-------- SUPPLIED DATA --------
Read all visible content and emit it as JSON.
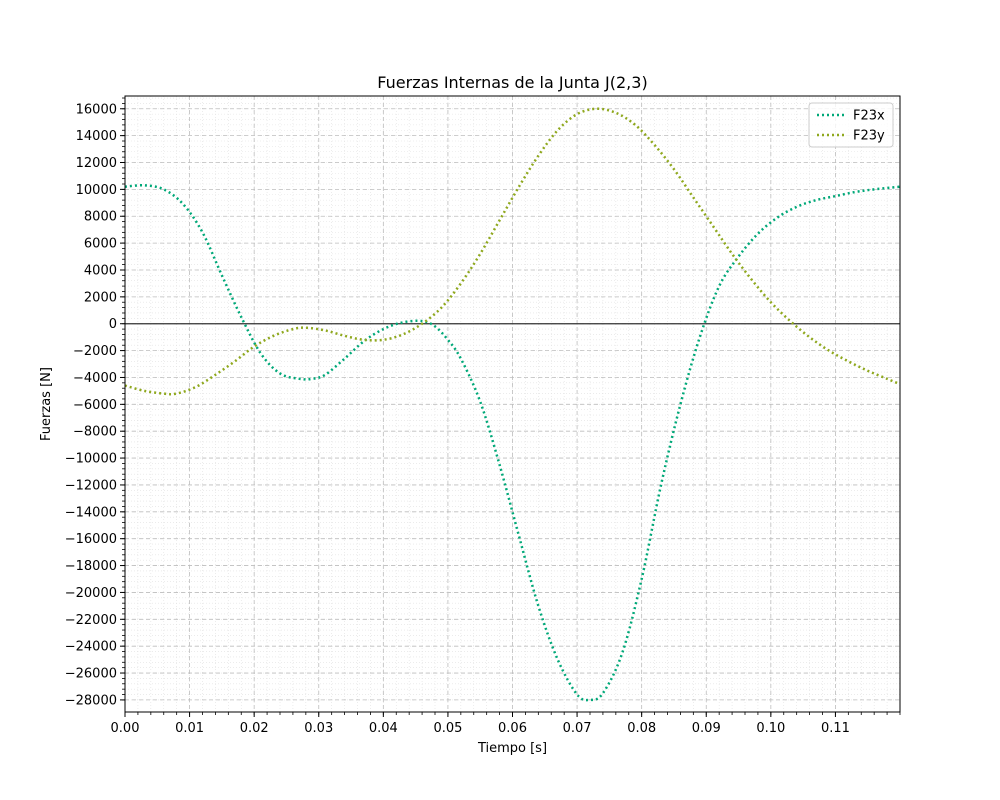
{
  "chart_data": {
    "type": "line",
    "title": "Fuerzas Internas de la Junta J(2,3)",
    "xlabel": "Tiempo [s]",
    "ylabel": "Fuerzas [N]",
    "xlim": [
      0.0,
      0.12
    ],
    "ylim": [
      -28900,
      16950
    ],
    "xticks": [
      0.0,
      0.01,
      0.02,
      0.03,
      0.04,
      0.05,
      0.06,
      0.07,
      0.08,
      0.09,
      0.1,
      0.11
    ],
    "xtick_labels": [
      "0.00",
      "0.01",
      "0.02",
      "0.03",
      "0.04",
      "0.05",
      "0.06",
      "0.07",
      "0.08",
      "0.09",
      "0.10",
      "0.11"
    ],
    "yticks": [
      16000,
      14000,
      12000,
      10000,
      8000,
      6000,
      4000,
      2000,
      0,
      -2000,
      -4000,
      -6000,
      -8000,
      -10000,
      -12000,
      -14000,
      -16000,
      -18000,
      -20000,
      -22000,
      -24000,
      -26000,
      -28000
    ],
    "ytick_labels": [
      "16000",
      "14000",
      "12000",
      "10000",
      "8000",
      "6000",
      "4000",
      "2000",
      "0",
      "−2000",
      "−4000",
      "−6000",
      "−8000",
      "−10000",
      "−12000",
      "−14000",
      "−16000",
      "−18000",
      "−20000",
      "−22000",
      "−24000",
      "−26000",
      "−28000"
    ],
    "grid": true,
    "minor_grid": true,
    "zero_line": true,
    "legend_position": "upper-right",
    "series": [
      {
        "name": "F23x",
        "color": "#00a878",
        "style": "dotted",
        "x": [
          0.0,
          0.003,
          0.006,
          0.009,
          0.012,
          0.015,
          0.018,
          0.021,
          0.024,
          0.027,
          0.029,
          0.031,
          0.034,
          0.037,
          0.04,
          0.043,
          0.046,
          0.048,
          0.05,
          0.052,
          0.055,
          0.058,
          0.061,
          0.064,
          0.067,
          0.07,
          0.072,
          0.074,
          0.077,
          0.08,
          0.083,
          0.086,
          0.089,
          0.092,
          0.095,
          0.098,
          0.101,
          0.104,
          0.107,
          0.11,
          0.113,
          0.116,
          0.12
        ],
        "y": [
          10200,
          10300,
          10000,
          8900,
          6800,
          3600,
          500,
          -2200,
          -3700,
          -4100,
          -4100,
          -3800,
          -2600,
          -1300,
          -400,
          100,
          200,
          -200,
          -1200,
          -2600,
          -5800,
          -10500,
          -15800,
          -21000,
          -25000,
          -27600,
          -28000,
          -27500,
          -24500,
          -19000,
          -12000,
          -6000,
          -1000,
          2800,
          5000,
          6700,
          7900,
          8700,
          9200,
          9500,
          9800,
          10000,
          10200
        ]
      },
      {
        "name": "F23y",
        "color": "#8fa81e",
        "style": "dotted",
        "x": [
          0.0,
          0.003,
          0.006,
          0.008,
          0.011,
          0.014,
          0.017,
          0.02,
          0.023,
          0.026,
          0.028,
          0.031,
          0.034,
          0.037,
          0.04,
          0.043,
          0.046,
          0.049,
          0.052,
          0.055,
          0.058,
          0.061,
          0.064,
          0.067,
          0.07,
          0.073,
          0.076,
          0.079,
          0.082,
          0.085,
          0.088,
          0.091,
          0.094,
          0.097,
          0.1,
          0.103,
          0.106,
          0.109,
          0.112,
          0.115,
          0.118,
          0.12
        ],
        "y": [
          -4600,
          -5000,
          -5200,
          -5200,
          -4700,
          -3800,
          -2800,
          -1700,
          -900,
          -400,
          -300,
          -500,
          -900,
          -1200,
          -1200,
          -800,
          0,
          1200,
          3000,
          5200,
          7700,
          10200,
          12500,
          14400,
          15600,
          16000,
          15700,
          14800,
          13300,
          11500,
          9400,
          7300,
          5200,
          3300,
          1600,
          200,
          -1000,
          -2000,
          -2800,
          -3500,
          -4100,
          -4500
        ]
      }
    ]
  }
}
--------
-------- SUPPLIED DATA --------
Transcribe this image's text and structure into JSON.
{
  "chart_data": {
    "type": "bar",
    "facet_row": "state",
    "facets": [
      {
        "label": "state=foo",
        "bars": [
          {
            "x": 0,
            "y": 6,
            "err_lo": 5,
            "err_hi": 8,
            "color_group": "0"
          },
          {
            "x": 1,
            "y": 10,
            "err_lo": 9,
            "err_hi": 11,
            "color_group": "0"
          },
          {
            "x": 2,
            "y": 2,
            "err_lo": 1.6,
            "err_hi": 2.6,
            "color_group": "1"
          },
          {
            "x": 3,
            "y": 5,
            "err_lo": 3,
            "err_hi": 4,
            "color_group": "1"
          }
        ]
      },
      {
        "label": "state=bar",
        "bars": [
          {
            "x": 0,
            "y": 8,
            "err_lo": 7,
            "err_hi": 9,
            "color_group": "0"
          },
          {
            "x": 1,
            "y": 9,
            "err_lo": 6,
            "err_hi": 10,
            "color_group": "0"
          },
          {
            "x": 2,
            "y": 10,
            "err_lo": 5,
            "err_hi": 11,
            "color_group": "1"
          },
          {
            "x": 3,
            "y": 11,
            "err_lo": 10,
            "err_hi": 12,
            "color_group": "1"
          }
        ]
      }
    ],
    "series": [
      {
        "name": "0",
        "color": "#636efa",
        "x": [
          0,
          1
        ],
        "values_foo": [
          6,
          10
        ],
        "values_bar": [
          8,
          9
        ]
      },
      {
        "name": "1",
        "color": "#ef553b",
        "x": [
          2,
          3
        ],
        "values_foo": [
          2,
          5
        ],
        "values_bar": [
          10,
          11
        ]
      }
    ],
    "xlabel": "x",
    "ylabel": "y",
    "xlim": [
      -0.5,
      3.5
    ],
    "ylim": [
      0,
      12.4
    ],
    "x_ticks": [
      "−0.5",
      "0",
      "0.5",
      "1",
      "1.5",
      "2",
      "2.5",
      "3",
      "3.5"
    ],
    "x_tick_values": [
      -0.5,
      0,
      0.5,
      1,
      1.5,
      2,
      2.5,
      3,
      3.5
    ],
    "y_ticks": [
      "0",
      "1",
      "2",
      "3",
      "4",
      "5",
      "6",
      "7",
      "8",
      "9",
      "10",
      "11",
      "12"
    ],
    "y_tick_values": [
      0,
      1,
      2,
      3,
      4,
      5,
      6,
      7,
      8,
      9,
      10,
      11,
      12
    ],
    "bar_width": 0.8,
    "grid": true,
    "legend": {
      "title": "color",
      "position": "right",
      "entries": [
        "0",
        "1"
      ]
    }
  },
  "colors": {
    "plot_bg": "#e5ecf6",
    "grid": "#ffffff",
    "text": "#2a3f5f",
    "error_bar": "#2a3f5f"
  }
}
--------
* _DESCRIPTION OF THE TASK_
Pick out every line of the listing containing the word "Fuerzas", and show those lines.

* _FINAL RESULT_
    "title": "Fuerzas Internas de la Junta J(2,3)",
    "ylabel": "Fuerzas [N]",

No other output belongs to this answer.